**What you have to do:** Leave out the pictures; transcribe all else exactly.

**Records:**
========

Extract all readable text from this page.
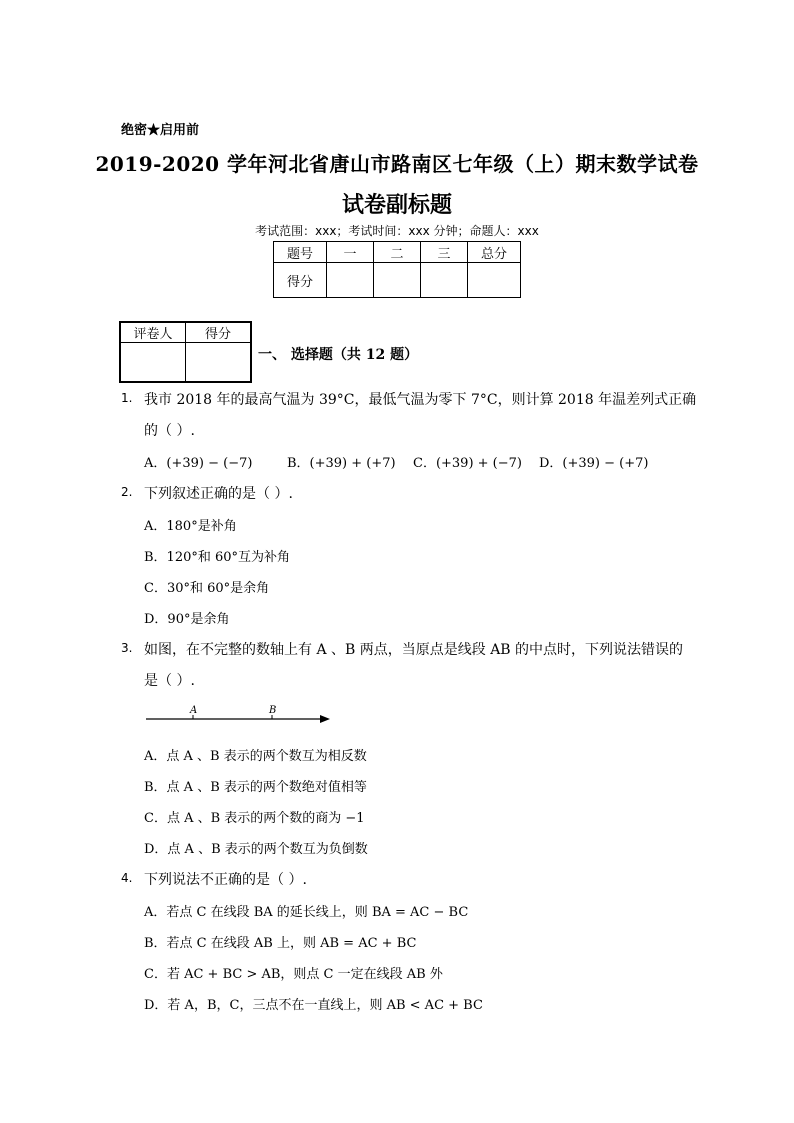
绝密★启用前
2019-2020 学年河北省唐山市路南区七年级（上）期末数学试卷
试卷副标题
考试范围：xxx；考试时间：xxx 分钟；命题人：xxx
题号	一	二	三	总分
得分				
评卷人	得分

一、 选择题（共 12 题）
1. 我市 2018 年的最高气温为 39°C，最低气温为零下 7°C，则计算 2018 年温差列式正确
的（ ）.
A．(+39) − (−7)	B．(+39) + (+7) C．(+39) + (−7) D．(+39) − (+7)
2. 下列叙述正确的是（ ）.
A．180°是补角
B．120°和 60°互为补角
C．30°和 60°是余角
D．90°是余角
3. 如图，在不完整的数轴上有 A 、B 两点，当原点是线段 AB 的中点时，下列说法错误的
是（ ）.
A	B
A．点 A 、B 表示的两个数互为相反数
B．点 A 、B 表示的两个数绝对值相等
C．点 A 、B 表示的两个数的商为 −1
D．点 A 、B 表示的两个数互为负倒数
4. 下列说法不正确的是（ ）.
A．若点 C 在线段 BA 的延长线上，则 BA = AC − BC
B．若点 C 在线段 AB 上，则 AB = AC + BC
C．若 AC + BC > AB，则点 C 一定在线段 AB 外
D．若 A，B，C，三点不在一直线上，则 AB < AC + BC
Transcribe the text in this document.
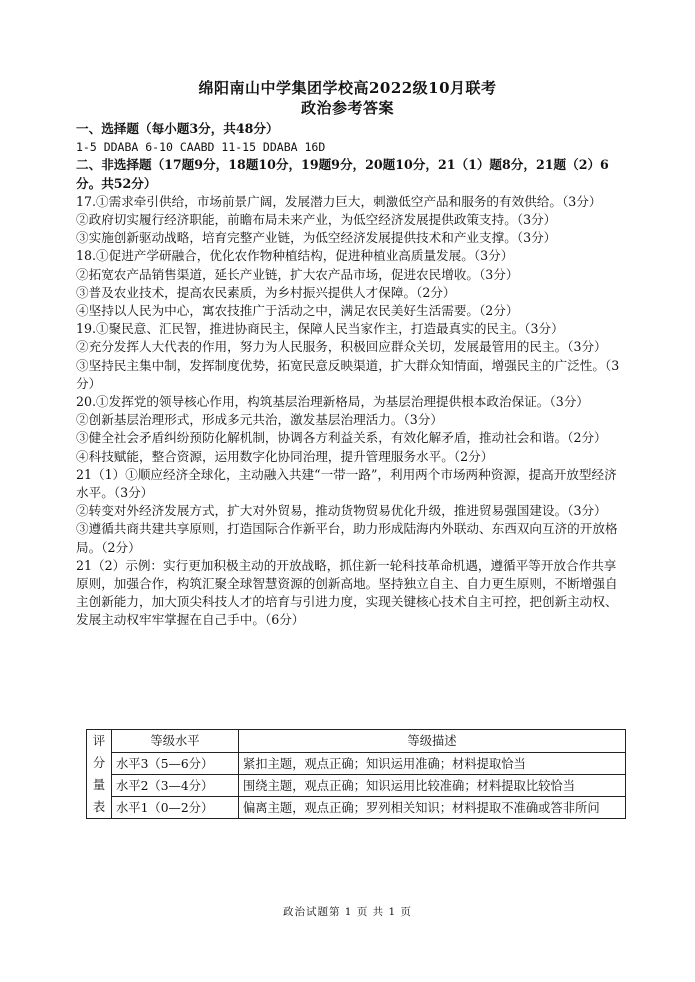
绵阳南山中学集团学校高2022级10月联考
政治参考答案
一、选择题（每小题3分，共48分）
1-5 DDABA 6-10 CAABD 11-15 DDABA 16D
二、非选择题（17题9分，18题10分，19题9分，20题10分，21（1）题8分，21题（2）6分。共52分）
17.①需求牵引供给，市场前景广阔，发展潜力巨大，刺激低空产品和服务的有效供给。（3分）
②政府切实履行经济职能，前瞻布局未来产业，为低空经济发展提供政策支持。（3分）
③实施创新驱动战略，培育完整产业链，为低空经济发展提供技术和产业支撑。（3分）
18.①促进产学研融合，优化农作物种植结构，促进种植业高质量发展。（3分）
②拓宽农产品销售渠道，延长产业链，扩大农产品市场，促进农民增收。（3分）
③普及农业技术，提高农民素质，为乡村振兴提供人才保障。（2分）
④坚持以人民为中心，寓农技推广于活动之中，满足农民美好生活需要。（2分）
19.①聚民意、汇民智，推进协商民主，保障人民当家作主，打造最真实的民主。（3分）
②充分发挥人大代表的作用，努力为人民服务，积极回应群众关切，发展最管用的民主。（3分）
③坚持民主集中制，发挥制度优势，拓宽民意反映渠道，扩大群众知情面，增强民主的广泛性。（3分）
20.①发挥党的领导核心作用，构筑基层治理新格局，为基层治理提供根本政治保证。（3分）
②创新基层治理形式，形成多元共治，激发基层治理活力。（3分）
③健全社会矛盾纠纷预防化解机制，协调各方利益关系，有效化解矛盾，推动社会和谐。（2分）
④科技赋能，整合资源，运用数字化协同治理，提升管理服务水平。（2分）
21（1）①顺应经济全球化，主动融入共建“一带一路”，利用两个市场两种资源，提高开放型经济水平。（3分）
②转变对外经济发展方式，扩大对外贸易，推动货物贸易优化升级，推进贸易强国建设。（3分）
③遵循共商共建共享原则，打造国际合作新平台，助力形成陆海内外联动、东西双向互济的开放格局。（2分）
21（2）示例：实行更加积极主动的开放战略，抓住新一轮科技革命机遇，遵循平等开放合作共享原则，加强合作，构筑汇聚全球智慧资源的创新高地。坚持独立自主、自力更生原则，不断增强自主创新能力，加大顶尖科技人才的培育与引进力度，实现关键核心技术自主可控，把创新主动权、发展主动权牢牢掌握在自己手中。（6分）
评分量表	等级水平	等级描述
	水平3（5—6分）	紧扣主题，观点正确；知识运用准确；材料提取恰当
	水平2（3—4分）	围绕主题，观点正确；知识运用比较准确；材料提取比较恰当
	水平1（0—2分）	偏离主题，观点正确；罗列相关知识；材料提取不准确或答非所问
政治试题第 1 页 共 1 页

========

**The output:**
Extract all readable text from this page.
绝密★启用前
2019-2020 学年河北省唐山市路南区七年级（上）期末数学试卷
试卷副标题
考试范围：xxx；考试时间：xxx 分钟；命题人：xxx
题号	一	二	三	总分
得分				
评卷人	得分

一、 选择题（共 12 题）
1. 我市 2018 年的最高气温为 39°C，最低气温为零下 7°C，则计算 2018 年温差列式正确
的（ ）.
A．(+39) − (−7)	B．(+39) + (+7) C．(+39) + (−7) D．(+39) − (+7)
2. 下列叙述正确的是（ ）.
A．180°是补角
B．120°和 60°互为补角
C．30°和 60°是余角
D．90°是余角
3. 如图，在不完整的数轴上有 A 、B 两点，当原点是线段 AB 的中点时，下列说法错误的
是（ ）.
A	B
A．点 A 、B 表示的两个数互为相反数
B．点 A 、B 表示的两个数绝对值相等
C．点 A 、B 表示的两个数的商为 −1
D．点 A 、B 表示的两个数互为负倒数
4. 下列说法不正确的是（ ）.
A．若点 C 在线段 BA 的延长线上，则 BA = AC − BC
B．若点 C 在线段 AB 上，则 AB = AC + BC
C．若 AC + BC > AB，则点 C 一定在线段 AB 外
D．若 A，B，C，三点不在一直线上，则 AB < AC + BC
Transcribe the text in this document.
绵阳南山中学集团学校高2022级10月联考
政治参考答案
一、选择题（每小题3分，共48分）
1-5 DDABA 6-10 CAABD 11-15 DDABA 16D
二、非选择题（17题9分，18题10分，19题9分，20题10分，21（1）题8分，21题（2）6分。共52分）
17.①需求牵引供给，市场前景广阔，发展潜力巨大，刺激低空产品和服务的有效供给。（3分）
②政府切实履行经济职能，前瞻布局未来产业，为低空经济发展提供政策支持。（3分）
③实施创新驱动战略，培育完整产业链，为低空经济发展提供技术和产业支撑。（3分）
18.①促进产学研融合，优化农作物种植结构，促进种植业高质量发展。（3分）
②拓宽农产品销售渠道，延长产业链，扩大农产品市场，促进农民增收。（3分）
③普及农业技术，提高农民素质，为乡村振兴提供人才保障。（2分）
④坚持以人民为中心，寓农技推广于活动之中，满足农民美好生活需要。（2分）
19.①聚民意、汇民智，推进协商民主，保障人民当家作主，打造最真实的民主。（3分）
②充分发挥人大代表的作用，努力为人民服务，积极回应群众关切，发展最管用的民主。（3分）
③坚持民主集中制，发挥制度优势，拓宽民意反映渠道，扩大群众知情面，增强民主的广泛性。（3分）
20.①发挥党的领导核心作用，构筑基层治理新格局，为基层治理提供根本政治保证。（3分）
②创新基层治理形式，形成多元共治，激发基层治理活力。（3分）
③健全社会矛盾纠纷预防化解机制，协调各方利益关系，有效化解矛盾，推动社会和谐。（2分）
④科技赋能，整合资源，运用数字化协同治理，提升管理服务水平。（2分）
21（1）①顺应经济全球化，主动融入共建“一带一路”，利用两个市场两种资源，提高开放型经济水平。（3分）
②转变对外经济发展方式，扩大对外贸易，推动货物贸易优化升级，推进贸易强国建设。（3分）
③遵循共商共建共享原则，打造国际合作新平台，助力形成陆海内外联动、东西双向互济的开放格局。（2分）
21（2）示例：实行更加积极主动的开放战略，抓住新一轮科技革命机遇，遵循平等开放合作共享原则，加强合作，构筑汇聚全球智慧资源的创新高地。坚持独立自主、自力更生原则，不断增强自主创新能力，加大顶尖科技人才的培育与引进力度，实现关键核心技术自主可控，把创新主动权、发展主动权牢牢掌握在自己手中。（6分）
评分量表	等级水平	等级描述
	水平3（5—6分）	紧扣主题，观点正确；知识运用准确；材料提取恰当
	水平2（3—4分）	围绕主题，观点正确；知识运用比较准确；材料提取比较恰当
	水平1（0—2分）	偏离主题，观点正确；罗列相关知识；材料提取不准确或答非所问
政治试题第 1 页 共 1 页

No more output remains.